**Stated task**
Extract all data as written.

---- Records for this task

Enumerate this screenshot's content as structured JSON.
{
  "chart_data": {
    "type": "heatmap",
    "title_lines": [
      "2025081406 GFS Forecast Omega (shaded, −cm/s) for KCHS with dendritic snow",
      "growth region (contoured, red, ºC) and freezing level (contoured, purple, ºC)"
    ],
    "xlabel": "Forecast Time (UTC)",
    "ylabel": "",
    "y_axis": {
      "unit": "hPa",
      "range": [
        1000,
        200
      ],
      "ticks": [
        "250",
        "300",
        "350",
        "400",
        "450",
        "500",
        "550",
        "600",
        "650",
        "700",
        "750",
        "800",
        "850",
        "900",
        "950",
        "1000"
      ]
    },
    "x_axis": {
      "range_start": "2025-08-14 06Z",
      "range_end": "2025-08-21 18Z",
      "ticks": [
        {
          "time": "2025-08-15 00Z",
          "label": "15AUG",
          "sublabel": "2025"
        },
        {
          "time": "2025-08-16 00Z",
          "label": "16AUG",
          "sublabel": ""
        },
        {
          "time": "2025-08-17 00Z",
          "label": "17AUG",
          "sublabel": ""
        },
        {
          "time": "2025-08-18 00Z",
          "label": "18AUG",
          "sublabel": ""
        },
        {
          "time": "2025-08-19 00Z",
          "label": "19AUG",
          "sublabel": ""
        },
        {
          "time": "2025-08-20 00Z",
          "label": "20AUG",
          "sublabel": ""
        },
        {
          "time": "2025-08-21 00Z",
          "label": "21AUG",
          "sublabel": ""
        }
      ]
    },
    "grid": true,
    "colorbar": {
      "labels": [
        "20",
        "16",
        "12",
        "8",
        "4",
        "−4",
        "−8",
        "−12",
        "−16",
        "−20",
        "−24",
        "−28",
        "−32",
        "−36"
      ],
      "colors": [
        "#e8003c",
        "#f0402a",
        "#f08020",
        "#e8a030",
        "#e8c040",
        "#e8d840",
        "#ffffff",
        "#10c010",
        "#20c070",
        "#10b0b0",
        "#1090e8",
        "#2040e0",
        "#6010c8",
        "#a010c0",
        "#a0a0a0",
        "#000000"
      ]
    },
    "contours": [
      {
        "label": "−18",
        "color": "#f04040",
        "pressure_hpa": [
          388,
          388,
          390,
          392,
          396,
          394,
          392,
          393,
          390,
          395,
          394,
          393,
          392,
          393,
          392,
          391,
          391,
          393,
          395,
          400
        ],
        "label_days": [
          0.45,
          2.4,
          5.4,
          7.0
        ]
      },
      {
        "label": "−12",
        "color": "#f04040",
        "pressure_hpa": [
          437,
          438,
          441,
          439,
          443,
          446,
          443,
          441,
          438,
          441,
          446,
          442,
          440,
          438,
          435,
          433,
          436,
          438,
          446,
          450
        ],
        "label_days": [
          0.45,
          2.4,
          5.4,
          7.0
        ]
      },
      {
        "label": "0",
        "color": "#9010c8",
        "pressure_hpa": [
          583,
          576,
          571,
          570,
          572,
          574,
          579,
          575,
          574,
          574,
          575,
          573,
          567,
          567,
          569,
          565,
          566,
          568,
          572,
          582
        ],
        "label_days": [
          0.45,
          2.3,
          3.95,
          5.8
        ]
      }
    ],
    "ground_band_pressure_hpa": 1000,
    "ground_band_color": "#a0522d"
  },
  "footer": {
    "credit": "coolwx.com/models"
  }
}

--------

**Exercise result**
Enumerate this screenshot's content as structured JSON.
{
  "chart_data": {
    "type": "heatmap",
    "title_lines": [
      "2025081406 GFS Forecast Omega (shaded, −cm/s) for KCHS with dendritic snow",
      "growth region (contoured, red, ºC) and freezing level (contoured, purple, ºC)"
    ],
    "xlabel": "Forecast Time (UTC)",
    "ylabel": "",
    "y_axis": {
      "unit": "hPa",
      "range": [
        1000,
        200
      ],
      "ticks": [
        "250",
        "300",
        "350",
        "400",
        "450",
        "500",
        "550",
        "600",
        "650",
        "700",
        "750",
        "800",
        "850",
        "900",
        "950",
        "1000"
      ]
    },
    "x_axis": {
      "range_start": "2025-08-14 06Z",
      "range_end": "2025-08-21 18Z",
      "ticks": [
        {
          "time": "2025-08-15 00Z",
          "label": "15AUG",
          "sublabel": "2025"
        },
        {
          "time": "2025-08-16 00Z",
          "label": "16AUG",
          "sublabel": ""
        },
        {
          "time": "2025-08-17 00Z",
          "label": "17AUG",
          "sublabel": ""
        },
        {
          "time": "2025-08-18 00Z",
          "label": "18AUG",
          "sublabel": ""
        },
        {
          "time": "2025-08-19 00Z",
          "label": "19AUG",
          "sublabel": ""
        },
        {
          "time": "2025-08-20 00Z",
          "label": "20AUG",
          "sublabel": ""
        },
        {
          "time": "2025-08-21 00Z",
          "label": "21AUG",
          "sublabel": ""
        }
      ]
    },
    "grid": true,
    "colorbar": {
      "labels": [
        "20",
        "16",
        "12",
        "8",
        "4",
        "−4",
        "−8",
        "−12",
        "−16",
        "−20",
        "−24",
        "−28",
        "−32",
        "−36"
      ],
      "colors": [
        "#e8003c",
        "#f0402a",
        "#f08020",
        "#e8a030",
        "#e8c040",
        "#e8d840",
        "#ffffff",
        "#10c010",
        "#20c070",
        "#10b0b0",
        "#1090e8",
        "#2040e0",
        "#6010c8",
        "#a010c0",
        "#a0a0a0",
        "#000000"
      ]
    },
    "contours": [
      {
        "label": "−18",
        "color": "#f04040",
        "pressure_hpa": [
          388,
          388,
          390,
          392,
          396,
          394,
          392,
          393,
          390,
          395,
          394,
          393,
          392,
          393,
          392,
          391,
          391,
          393,
          395,
          400
        ],
        "label_days": [
          0.45,
          2.4,
          5.4,
          7.0
        ]
      },
      {
        "label": "−12",
        "color": "#f04040",
        "pressure_hpa": [
          437,
          438,
          441,
          439,
          443,
          446,
          443,
          441,
          438,
          441,
          446,
          442,
          440,
          438,
          435,
          433,
          436,
          438,
          446,
          450
        ],
        "label_days": [
          0.45,
          2.4,
          5.4,
          7.0
        ]
      },
      {
        "label": "0",
        "color": "#9010c8",
        "pressure_hpa": [
          583,
          576,
          571,
          570,
          572,
          574,
          579,
          575,
          574,
          574,
          575,
          573,
          567,
          567,
          569,
          565,
          566,
          568,
          572,
          582
        ],
        "label_days": [
          0.45,
          2.3,
          3.95,
          5.8
        ]
      }
    ],
    "ground_band_pressure_hpa": 1000,
    "ground_band_color": "#a0522d"
  },
  "footer": {
    "credit": "coolwx.com/models"
  }
}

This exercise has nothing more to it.